▶ _Problem statement_
Write out, precisely and in full, each line of the material.

** start of Material provided **

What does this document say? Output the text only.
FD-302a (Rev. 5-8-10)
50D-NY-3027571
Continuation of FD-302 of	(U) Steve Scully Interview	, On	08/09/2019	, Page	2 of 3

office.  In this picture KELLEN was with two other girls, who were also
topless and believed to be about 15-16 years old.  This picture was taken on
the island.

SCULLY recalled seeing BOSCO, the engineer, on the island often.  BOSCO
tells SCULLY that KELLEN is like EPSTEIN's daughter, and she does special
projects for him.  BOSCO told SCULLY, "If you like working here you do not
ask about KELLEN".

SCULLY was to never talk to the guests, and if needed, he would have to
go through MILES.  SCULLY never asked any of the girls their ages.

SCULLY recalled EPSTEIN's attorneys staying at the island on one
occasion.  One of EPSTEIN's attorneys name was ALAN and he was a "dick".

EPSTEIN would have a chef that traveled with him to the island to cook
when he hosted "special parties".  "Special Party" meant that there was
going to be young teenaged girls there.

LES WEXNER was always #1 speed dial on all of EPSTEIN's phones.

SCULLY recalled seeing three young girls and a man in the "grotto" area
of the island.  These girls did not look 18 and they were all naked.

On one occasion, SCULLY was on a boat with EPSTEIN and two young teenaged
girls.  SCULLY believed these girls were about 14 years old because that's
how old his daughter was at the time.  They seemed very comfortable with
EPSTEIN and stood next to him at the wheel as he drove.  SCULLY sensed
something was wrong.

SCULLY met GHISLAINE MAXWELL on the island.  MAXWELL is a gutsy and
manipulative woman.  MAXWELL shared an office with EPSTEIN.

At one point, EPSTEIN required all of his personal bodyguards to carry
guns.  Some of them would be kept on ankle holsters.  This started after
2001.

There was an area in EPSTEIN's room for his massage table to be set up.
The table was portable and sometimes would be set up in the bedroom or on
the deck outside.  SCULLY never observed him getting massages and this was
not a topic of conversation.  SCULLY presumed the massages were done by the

** end of Material provided **

▶ _Answer for the task_
What does this document say? Output the text only.
FD-302a (Rev. 5-8-10)
50D-NY-3027571
Continuation of FD-302 of	(U) Steve Scully Interview	, On	08/09/2019	, Page	2 of 3

office.  In this picture KELLEN was with two other girls, who were also
topless and believed to be about 15-16 years old.  This picture was taken on
the island.

SCULLY recalled seeing BOSCO, the engineer, on the island often.  BOSCO
tells SCULLY that KELLEN is like EPSTEIN's daughter, and she does special
projects for him.  BOSCO told SCULLY, "If you like working here you do not
ask about KELLEN".

SCULLY was to never talk to the guests, and if needed, he would have to
go through MILES.  SCULLY never asked any of the girls their ages.

SCULLY recalled EPSTEIN's attorneys staying at the island on one
occasion.  One of EPSTEIN's attorneys name was ALAN and he was a "dick".

EPSTEIN would have a chef that traveled with him to the island to cook
when he hosted "special parties".  "Special Party" meant that there was
going to be young teenaged girls there.

LES WEXNER was always #1 speed dial on all of EPSTEIN's phones.

SCULLY recalled seeing three young girls and a man in the "grotto" area
of the island.  These girls did not look 18 and they were all naked.

On one occasion, SCULLY was on a boat with EPSTEIN and two young teenaged
girls.  SCULLY believed these girls were about 14 years old because that's
how old his daughter was at the time.  They seemed very comfortable with
EPSTEIN and stood next to him at the wheel as he drove.  SCULLY sensed
something was wrong.

SCULLY met GHISLAINE MAXWELL on the island.  MAXWELL is a gutsy and
manipulative woman.  MAXWELL shared an office with EPSTEIN.

At one point, EPSTEIN required all of his personal bodyguards to carry
guns.  Some of them would be kept on ankle holsters.  This started after
2001.

There was an area in EPSTEIN's room for his massage table to be set up.
The table was portable and sometimes would be set up in the bedroom or on
the deck outside.  SCULLY never observed him getting massages and this was
not a topic of conversation.  SCULLY presumed the massages were done by the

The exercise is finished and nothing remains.